[Saved entries]
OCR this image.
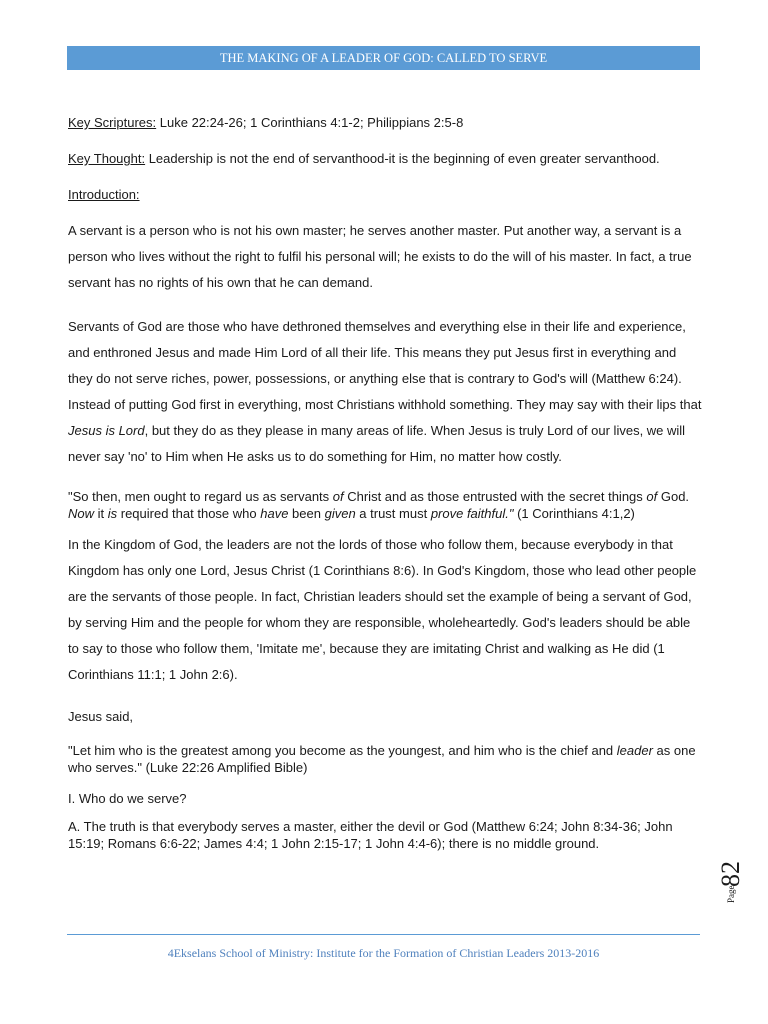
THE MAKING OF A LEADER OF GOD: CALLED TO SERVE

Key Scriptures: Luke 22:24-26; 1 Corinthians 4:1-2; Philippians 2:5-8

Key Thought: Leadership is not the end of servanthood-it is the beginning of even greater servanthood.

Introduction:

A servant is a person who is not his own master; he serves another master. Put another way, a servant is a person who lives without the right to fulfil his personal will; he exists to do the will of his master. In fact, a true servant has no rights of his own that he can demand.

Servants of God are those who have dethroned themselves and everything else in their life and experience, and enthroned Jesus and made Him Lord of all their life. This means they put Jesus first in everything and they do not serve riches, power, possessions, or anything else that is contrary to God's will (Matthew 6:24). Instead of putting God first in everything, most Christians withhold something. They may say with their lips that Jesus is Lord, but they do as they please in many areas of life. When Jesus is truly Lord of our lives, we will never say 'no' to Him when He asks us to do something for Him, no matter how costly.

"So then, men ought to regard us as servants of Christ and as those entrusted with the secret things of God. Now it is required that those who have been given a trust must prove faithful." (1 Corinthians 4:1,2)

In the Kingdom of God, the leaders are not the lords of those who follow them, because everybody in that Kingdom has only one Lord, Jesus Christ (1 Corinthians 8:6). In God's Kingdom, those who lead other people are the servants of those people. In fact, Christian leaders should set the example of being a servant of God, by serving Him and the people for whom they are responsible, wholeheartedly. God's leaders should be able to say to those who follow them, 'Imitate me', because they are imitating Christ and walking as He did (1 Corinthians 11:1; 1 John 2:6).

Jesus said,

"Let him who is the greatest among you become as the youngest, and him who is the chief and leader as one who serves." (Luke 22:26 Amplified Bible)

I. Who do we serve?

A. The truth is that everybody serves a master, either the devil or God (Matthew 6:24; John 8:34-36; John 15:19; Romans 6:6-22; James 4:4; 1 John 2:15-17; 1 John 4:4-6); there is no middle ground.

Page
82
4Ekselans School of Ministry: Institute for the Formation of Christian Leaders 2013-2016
* * *
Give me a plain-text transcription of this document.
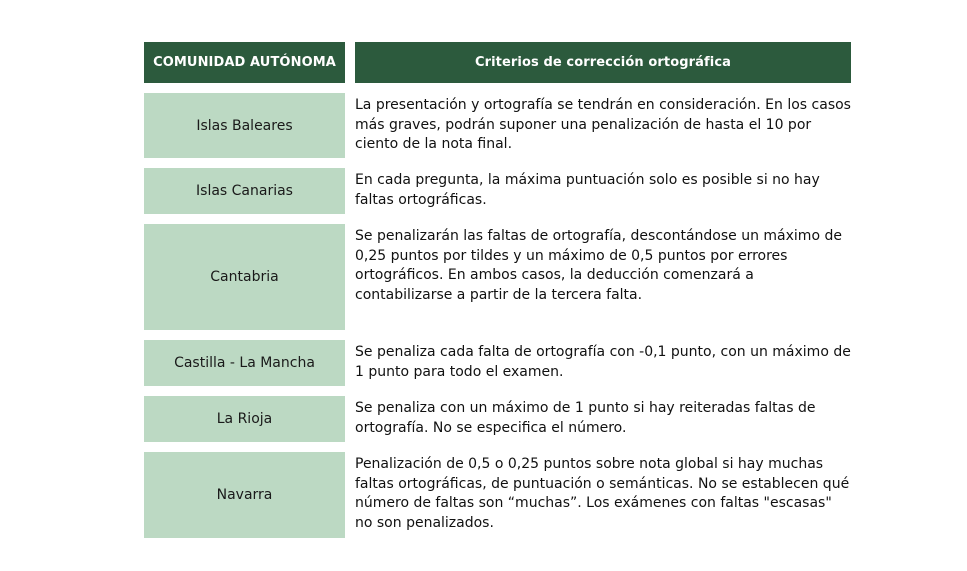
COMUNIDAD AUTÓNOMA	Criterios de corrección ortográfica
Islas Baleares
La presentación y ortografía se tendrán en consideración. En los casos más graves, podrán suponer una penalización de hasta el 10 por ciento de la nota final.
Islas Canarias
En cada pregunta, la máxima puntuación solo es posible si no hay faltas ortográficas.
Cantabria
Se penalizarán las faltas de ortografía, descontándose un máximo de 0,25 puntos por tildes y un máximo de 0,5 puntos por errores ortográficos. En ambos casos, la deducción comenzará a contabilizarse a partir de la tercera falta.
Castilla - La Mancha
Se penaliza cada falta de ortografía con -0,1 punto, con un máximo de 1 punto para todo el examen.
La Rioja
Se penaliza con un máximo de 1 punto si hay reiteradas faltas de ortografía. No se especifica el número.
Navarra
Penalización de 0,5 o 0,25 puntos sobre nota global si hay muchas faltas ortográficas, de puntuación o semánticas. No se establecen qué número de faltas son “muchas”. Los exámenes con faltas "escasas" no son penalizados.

● **Directive**:
Search the data above for the string "nota" and copy each line that has it.

● **Worked solution**:
La presentación y ortografía se tendrán en consideración. En los casos más graves, podrán suponer una penalización de hasta el 10 por ciento de la nota final.
Penalización de 0,5 o 0,25 puntos sobre nota global si hay muchas faltas ortográficas, de puntuación o semánticas. No se establecen qué número de faltas son “muchas”. Los exámenes con faltas "escasas" no son penalizados.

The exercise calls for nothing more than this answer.